Provided text:
- The Washington Times - Friday, November 6, 2009

There used to be a time when conservatives railed against grievance-mongering, a time when complaints about perceived slights and inadequate representations in the mass media — “Gay Inuits with PTSD are statistically underrepresented in the fall TV lineup!” — were dismissed with a snort and a chuckle.

As the culture wars progressed, however, conservatives became more comfortable in the role of victim. Seeing how well it worked, how much it riled up the base and spurred sympathetic coverage, they took to complaining about things — underrepresentation of conservative points of view, foul language and overt sexuality, lack of respect for religious beliefs — in language eerily reminiscent of that employed by the PC police years ago.

The latest opportunity to showcase their outrage came after a recent episode of “Curb Your Enthusiasm,” during which a splash of urine was mistaken for a tear on a painting of Christ.

Blasphemy! they cried. This would never be done to another religion, like Islam, they scolded. They’re so brave, came another sarcastic reply, arguing that attacking the sacred cows of the left would be a far dicier proposition in the artistic community, one that might actually risk personal and business relationships. That would take real courage.

It’s easy enough to be against something — but given the chance to be for something, will the right spring to the ramparts in the same manner?

A new indie film “(Untitled)” puts that question to the test.

“(Untitled)” isn’t a conservative film in any narrowly doctrinaire sense of the word. It isn’t a Randian broadside against “the looters” trying to implement socialized medicine. It isn’t a rousing war epic in the vein of “300” or “The Longest Day.” It isn’t a terrible parody film that takes cheap shots against easy targets such as Michael Moore.

Listed entries:
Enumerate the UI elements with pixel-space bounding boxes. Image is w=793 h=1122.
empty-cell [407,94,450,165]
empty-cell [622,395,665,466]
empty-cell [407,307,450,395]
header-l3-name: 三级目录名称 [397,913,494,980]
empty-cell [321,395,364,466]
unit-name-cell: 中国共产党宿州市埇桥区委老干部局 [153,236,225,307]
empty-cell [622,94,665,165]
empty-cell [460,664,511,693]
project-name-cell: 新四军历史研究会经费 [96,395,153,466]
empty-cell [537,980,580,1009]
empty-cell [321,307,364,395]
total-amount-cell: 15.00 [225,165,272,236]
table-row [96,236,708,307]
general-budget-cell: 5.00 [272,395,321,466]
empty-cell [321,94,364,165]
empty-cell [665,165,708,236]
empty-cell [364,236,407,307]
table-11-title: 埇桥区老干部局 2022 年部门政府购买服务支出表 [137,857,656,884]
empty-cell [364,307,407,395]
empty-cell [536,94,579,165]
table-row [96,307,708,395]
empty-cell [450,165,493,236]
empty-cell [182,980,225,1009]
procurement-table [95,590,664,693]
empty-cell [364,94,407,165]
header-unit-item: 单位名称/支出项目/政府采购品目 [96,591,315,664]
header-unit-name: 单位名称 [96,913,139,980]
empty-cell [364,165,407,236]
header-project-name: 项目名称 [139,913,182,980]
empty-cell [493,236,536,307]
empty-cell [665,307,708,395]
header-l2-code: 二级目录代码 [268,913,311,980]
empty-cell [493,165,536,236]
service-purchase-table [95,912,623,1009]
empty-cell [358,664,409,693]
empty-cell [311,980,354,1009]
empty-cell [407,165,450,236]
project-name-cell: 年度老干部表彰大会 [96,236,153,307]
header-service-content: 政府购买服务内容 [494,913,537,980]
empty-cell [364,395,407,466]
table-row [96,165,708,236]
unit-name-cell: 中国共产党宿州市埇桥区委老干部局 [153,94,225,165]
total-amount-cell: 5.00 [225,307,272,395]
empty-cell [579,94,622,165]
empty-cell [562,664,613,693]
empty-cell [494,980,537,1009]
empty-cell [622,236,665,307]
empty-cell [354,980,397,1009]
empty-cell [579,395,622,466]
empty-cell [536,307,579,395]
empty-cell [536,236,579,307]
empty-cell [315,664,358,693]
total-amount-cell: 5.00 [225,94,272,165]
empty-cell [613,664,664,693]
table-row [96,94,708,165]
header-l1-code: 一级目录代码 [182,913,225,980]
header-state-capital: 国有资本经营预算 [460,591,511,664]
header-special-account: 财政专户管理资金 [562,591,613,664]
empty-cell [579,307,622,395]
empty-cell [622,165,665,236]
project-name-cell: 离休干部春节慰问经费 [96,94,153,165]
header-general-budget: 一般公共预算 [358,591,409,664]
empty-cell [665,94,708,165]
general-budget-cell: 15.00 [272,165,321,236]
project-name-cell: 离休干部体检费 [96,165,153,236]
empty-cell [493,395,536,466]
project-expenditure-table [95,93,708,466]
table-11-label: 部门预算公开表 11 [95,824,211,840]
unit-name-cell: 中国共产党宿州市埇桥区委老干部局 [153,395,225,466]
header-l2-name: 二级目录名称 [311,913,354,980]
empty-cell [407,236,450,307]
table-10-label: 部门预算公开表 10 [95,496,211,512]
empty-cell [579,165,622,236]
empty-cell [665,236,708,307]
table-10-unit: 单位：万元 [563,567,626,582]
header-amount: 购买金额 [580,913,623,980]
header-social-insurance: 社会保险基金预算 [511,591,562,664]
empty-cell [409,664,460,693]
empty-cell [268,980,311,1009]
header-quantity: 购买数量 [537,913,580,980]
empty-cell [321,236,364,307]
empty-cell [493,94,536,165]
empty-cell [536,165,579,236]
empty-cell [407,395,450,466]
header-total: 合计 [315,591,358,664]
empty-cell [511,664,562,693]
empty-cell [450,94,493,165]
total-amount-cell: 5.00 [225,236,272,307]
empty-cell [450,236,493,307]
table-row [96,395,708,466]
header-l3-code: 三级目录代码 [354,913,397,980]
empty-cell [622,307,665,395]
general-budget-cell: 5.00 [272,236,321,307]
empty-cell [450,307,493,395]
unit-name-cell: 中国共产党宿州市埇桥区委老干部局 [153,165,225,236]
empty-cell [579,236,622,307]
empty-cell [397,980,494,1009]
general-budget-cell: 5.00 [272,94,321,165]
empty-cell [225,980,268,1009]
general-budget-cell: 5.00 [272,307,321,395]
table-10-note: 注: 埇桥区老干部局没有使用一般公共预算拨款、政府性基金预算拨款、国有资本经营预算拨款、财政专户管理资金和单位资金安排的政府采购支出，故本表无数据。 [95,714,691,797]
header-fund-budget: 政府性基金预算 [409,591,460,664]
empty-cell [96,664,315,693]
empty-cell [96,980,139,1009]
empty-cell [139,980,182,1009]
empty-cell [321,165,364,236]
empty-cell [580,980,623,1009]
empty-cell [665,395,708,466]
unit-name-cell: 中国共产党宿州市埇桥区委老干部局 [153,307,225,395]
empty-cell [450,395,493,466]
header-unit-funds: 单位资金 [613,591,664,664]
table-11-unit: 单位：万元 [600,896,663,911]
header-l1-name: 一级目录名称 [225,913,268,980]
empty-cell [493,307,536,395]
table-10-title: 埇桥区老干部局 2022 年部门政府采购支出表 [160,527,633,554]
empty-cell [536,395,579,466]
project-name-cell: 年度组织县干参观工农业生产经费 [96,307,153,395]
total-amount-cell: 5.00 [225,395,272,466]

Exercise requirements:
**1.** In two sentences, what does the column above argue?
**2.** Answer these questions from the column above:
(a) On what date did the column run?
(b) In the "Curb Your Enthusiasm" episode, what was a splash of urine mistaken for?
(c) Which two war epics does the column name?

Numbered answers:
**1.** The column says conservatives once dismissed complaints about slights and underrepresentation in the media but, as the culture wars progressed, grew comfortable in the role of victim, most recently protesting a "Curb Your Enthusiasm" episode in which a splash of urine was mistaken for a tear on a painting of Christ. It asks whether the right will rally to be for something as readily as it is against things, a question the new indie film "(Untitled)" puts to the test.

**2.**
(a) Friday, November 6, 2009
(b) A tear on a painting of Christ
(c) "300" and "The Longest Day"